Working data:
================
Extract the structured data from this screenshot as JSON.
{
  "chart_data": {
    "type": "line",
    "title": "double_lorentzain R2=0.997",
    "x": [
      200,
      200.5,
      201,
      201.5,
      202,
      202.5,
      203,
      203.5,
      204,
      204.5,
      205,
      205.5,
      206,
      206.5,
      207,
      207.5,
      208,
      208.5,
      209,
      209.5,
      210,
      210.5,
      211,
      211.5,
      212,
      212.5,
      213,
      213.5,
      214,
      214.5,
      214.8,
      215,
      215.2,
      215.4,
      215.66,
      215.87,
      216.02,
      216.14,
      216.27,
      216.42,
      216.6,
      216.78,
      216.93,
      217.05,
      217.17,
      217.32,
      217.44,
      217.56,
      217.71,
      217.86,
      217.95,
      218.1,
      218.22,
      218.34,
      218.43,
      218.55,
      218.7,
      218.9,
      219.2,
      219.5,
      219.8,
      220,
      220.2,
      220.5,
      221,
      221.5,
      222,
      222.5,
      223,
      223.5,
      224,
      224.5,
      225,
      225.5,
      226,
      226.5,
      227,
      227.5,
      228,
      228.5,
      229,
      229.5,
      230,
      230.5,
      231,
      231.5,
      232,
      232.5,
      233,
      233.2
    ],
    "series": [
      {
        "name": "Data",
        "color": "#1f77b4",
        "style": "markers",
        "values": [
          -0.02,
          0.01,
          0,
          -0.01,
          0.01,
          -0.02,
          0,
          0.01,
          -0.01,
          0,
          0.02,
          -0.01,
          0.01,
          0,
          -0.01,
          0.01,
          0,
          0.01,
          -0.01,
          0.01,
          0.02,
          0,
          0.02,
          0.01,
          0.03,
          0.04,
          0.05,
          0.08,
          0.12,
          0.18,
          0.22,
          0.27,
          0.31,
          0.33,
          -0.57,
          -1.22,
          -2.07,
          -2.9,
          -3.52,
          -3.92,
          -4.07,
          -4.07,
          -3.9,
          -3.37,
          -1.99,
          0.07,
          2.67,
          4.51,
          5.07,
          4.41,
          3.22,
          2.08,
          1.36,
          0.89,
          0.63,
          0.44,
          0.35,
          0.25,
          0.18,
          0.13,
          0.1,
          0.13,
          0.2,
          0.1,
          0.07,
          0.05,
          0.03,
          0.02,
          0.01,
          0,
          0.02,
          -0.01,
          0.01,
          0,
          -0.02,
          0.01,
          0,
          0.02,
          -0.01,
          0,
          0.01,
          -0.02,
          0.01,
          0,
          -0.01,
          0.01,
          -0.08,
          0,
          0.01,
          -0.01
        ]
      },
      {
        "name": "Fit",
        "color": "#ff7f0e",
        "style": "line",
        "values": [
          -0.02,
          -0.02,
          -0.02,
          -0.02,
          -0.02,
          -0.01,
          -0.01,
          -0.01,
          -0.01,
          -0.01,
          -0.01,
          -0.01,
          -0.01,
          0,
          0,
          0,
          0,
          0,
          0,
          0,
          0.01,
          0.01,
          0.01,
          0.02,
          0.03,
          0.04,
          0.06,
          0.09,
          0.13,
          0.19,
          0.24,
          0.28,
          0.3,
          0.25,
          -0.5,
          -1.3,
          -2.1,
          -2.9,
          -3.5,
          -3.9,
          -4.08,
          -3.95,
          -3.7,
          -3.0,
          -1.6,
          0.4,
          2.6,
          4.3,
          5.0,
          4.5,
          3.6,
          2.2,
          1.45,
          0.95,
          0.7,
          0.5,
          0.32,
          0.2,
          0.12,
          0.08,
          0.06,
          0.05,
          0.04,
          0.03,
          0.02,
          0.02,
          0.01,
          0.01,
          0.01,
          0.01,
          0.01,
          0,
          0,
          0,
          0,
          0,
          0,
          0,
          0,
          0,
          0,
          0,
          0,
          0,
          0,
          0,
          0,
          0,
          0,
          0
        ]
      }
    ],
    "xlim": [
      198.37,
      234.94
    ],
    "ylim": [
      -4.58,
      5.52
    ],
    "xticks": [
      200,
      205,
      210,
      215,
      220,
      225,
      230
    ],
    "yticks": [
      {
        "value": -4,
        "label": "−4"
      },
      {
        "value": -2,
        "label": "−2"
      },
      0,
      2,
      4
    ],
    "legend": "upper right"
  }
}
================
Written request: Reproduce the material above exactly; please quote every line of it.

Exercise output:
Extract the structured data from this screenshot as JSON.
{
  "chart_data": {
    "type": "line",
    "title": "double_lorentzain R2=0.997",
    "x": [
      200,
      200.5,
      201,
      201.5,
      202,
      202.5,
      203,
      203.5,
      204,
      204.5,
      205,
      205.5,
      206,
      206.5,
      207,
      207.5,
      208,
      208.5,
      209,
      209.5,
      210,
      210.5,
      211,
      211.5,
      212,
      212.5,
      213,
      213.5,
      214,
      214.5,
      214.8,
      215,
      215.2,
      215.4,
      215.66,
      215.87,
      216.02,
      216.14,
      216.27,
      216.42,
      216.6,
      216.78,
      216.93,
      217.05,
      217.17,
      217.32,
      217.44,
      217.56,
      217.71,
      217.86,
      217.95,
      218.1,
      218.22,
      218.34,
      218.43,
      218.55,
      218.7,
      218.9,
      219.2,
      219.5,
      219.8,
      220,
      220.2,
      220.5,
      221,
      221.5,
      222,
      222.5,
      223,
      223.5,
      224,
      224.5,
      225,
      225.5,
      226,
      226.5,
      227,
      227.5,
      228,
      228.5,
      229,
      229.5,
      230,
      230.5,
      231,
      231.5,
      232,
      232.5,
      233,
      233.2
    ],
    "series": [
      {
        "name": "Data",
        "color": "#1f77b4",
        "style": "markers",
        "values": [
          -0.02,
          0.01,
          0,
          -0.01,
          0.01,
          -0.02,
          0,
          0.01,
          -0.01,
          0,
          0.02,
          -0.01,
          0.01,
          0,
          -0.01,
          0.01,
          0,
          0.01,
          -0.01,
          0.01,
          0.02,
          0,
          0.02,
          0.01,
          0.03,
          0.04,
          0.05,
          0.08,
          0.12,
          0.18,
          0.22,
          0.27,
          0.31,
          0.33,
          -0.57,
          -1.22,
          -2.07,
          -2.9,
          -3.52,
          -3.92,
          -4.07,
          -4.07,
          -3.9,
          -3.37,
          -1.99,
          0.07,
          2.67,
          4.51,
          5.07,
          4.41,
          3.22,
          2.08,
          1.36,
          0.89,
          0.63,
          0.44,
          0.35,
          0.25,
          0.18,
          0.13,
          0.1,
          0.13,
          0.2,
          0.1,
          0.07,
          0.05,
          0.03,
          0.02,
          0.01,
          0,
          0.02,
          -0.01,
          0.01,
          0,
          -0.02,
          0.01,
          0,
          0.02,
          -0.01,
          0,
          0.01,
          -0.02,
          0.01,
          0,
          -0.01,
          0.01,
          -0.08,
          0,
          0.01,
          -0.01
        ]
      },
      {
        "name": "Fit",
        "color": "#ff7f0e",
        "style": "line",
        "values": [
          -0.02,
          -0.02,
          -0.02,
          -0.02,
          -0.02,
          -0.01,
          -0.01,
          -0.01,
          -0.01,
          -0.01,
          -0.01,
          -0.01,
          -0.01,
          0,
          0,
          0,
          0,
          0,
          0,
          0,
          0.01,
          0.01,
          0.01,
          0.02,
          0.03,
          0.04,
          0.06,
          0.09,
          0.13,
          0.19,
          0.24,
          0.28,
          0.3,
          0.25,
          -0.5,
          -1.3,
          -2.1,
          -2.9,
          -3.5,
          -3.9,
          -4.08,
          -3.95,
          -3.7,
          -3.0,
          -1.6,
          0.4,
          2.6,
          4.3,
          5.0,
          4.5,
          3.6,
          2.2,
          1.45,
          0.95,
          0.7,
          0.5,
          0.32,
          0.2,
          0.12,
          0.08,
          0.06,
          0.05,
          0.04,
          0.03,
          0.02,
          0.02,
          0.01,
          0.01,
          0.01,
          0.01,
          0.01,
          0,
          0,
          0,
          0,
          0,
          0,
          0,
          0,
          0,
          0,
          0,
          0,
          0,
          0,
          0,
          0,
          0,
          0,
          0
        ]
      }
    ],
    "xlim": [
      198.37,
      234.94
    ],
    "ylim": [
      -4.58,
      5.52
    ],
    "xticks": [
      200,
      205,
      210,
      215,
      220,
      225,
      230
    ],
    "yticks": [
      {
        "value": -4,
        "label": "−4"
      },
      {
        "value": -2,
        "label": "−2"
      },
      0,
      2,
      4
    ],
    "legend": "upper right"
  }
}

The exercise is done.